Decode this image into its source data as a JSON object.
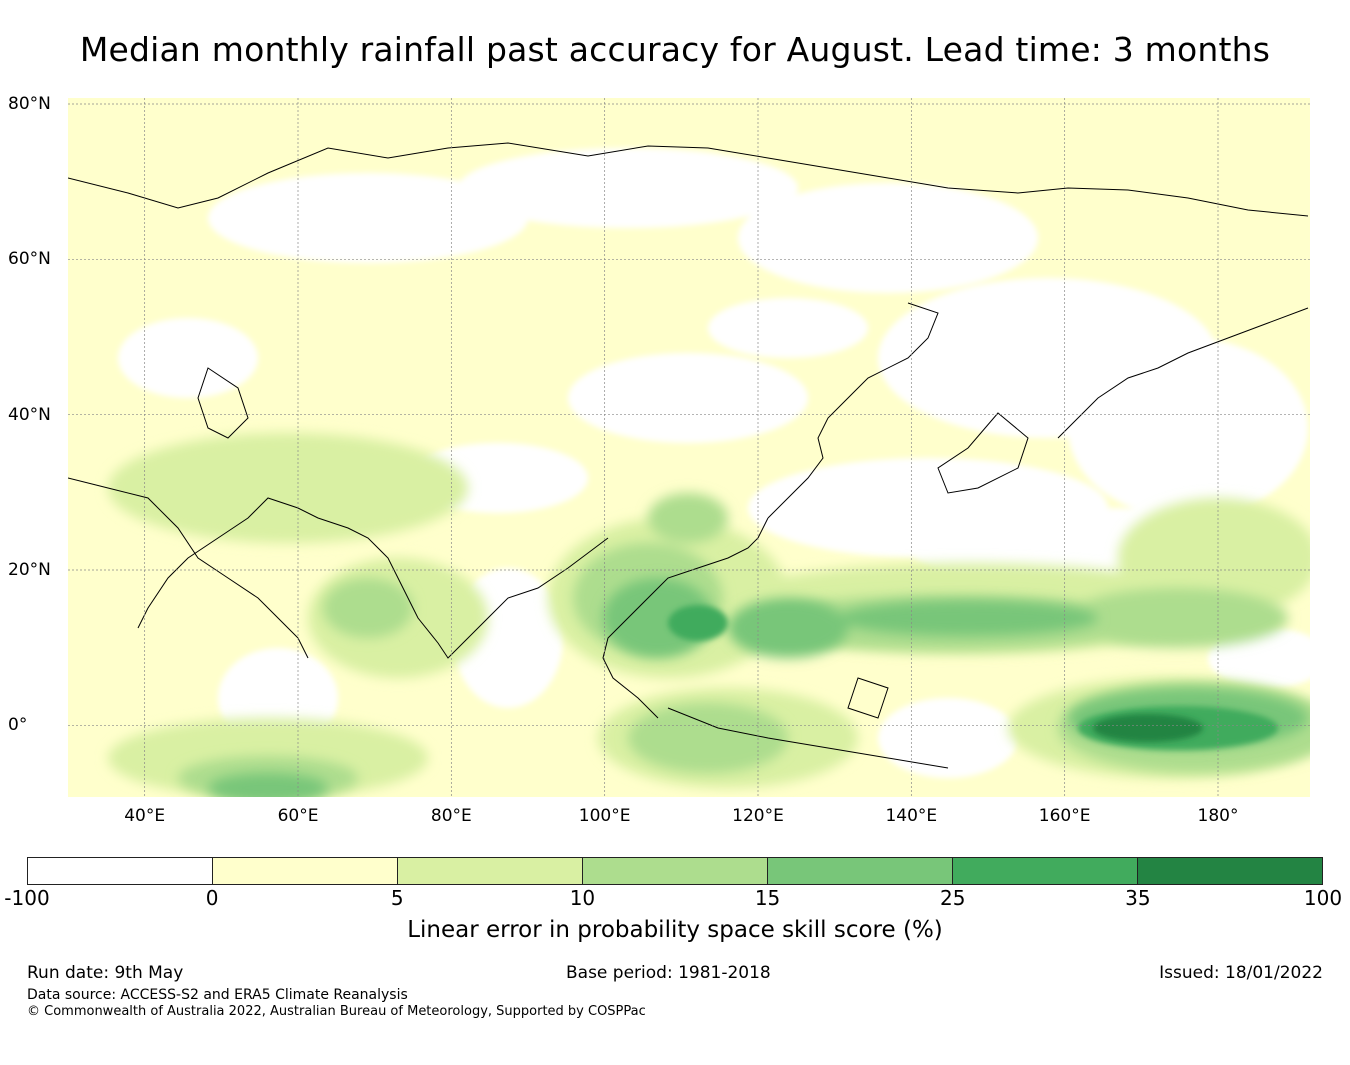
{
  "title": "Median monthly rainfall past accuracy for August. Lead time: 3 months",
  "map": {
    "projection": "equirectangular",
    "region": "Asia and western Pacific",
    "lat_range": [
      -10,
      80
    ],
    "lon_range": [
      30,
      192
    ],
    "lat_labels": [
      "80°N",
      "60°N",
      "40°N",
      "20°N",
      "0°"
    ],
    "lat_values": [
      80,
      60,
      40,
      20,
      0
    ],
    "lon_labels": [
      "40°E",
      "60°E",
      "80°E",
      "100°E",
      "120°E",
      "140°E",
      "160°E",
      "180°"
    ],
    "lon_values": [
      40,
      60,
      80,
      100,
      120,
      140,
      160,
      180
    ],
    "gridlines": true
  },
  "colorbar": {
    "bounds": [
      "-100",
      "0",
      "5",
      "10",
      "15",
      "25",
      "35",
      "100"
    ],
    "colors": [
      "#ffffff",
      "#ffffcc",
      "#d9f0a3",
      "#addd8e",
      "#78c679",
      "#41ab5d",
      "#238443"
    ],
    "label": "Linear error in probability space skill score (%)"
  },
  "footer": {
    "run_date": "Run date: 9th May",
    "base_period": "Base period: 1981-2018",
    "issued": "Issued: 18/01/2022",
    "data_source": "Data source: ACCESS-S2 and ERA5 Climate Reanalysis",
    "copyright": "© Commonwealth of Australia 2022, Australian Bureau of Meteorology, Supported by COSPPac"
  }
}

§ **GIVEN PROBLEM**:
Leave out the pictures and transcribe everything else exactly.

§ **RESPONSE TO THIS TASK**:
Decode this image into its source data as a JSON object.
{
  "title": "Median monthly rainfall past accuracy for August. Lead time: 3 months",
  "map": {
    "projection": "equirectangular",
    "region": "Asia and western Pacific",
    "lat_range": [
      -10,
      80
    ],
    "lon_range": [
      30,
      192
    ],
    "lat_labels": [
      "80°N",
      "60°N",
      "40°N",
      "20°N",
      "0°"
    ],
    "lat_values": [
      80,
      60,
      40,
      20,
      0
    ],
    "lon_labels": [
      "40°E",
      "60°E",
      "80°E",
      "100°E",
      "120°E",
      "140°E",
      "160°E",
      "180°"
    ],
    "lon_values": [
      40,
      60,
      80,
      100,
      120,
      140,
      160,
      180
    ],
    "gridlines": true
  },
  "colorbar": {
    "bounds": [
      "-100",
      "0",
      "5",
      "10",
      "15",
      "25",
      "35",
      "100"
    ],
    "colors": [
      "#ffffff",
      "#ffffcc",
      "#d9f0a3",
      "#addd8e",
      "#78c679",
      "#41ab5d",
      "#238443"
    ],
    "label": "Linear error in probability space skill score (%)"
  },
  "footer": {
    "run_date": "Run date: 9th May",
    "base_period": "Base period: 1981-2018",
    "issued": "Issued: 18/01/2022",
    "data_source": "Data source: ACCESS-S2 and ERA5 Climate Reanalysis",
    "copyright": "© Commonwealth of Australia 2022, Australian Bureau of Meteorology, Supported by COSPPac"
  }
}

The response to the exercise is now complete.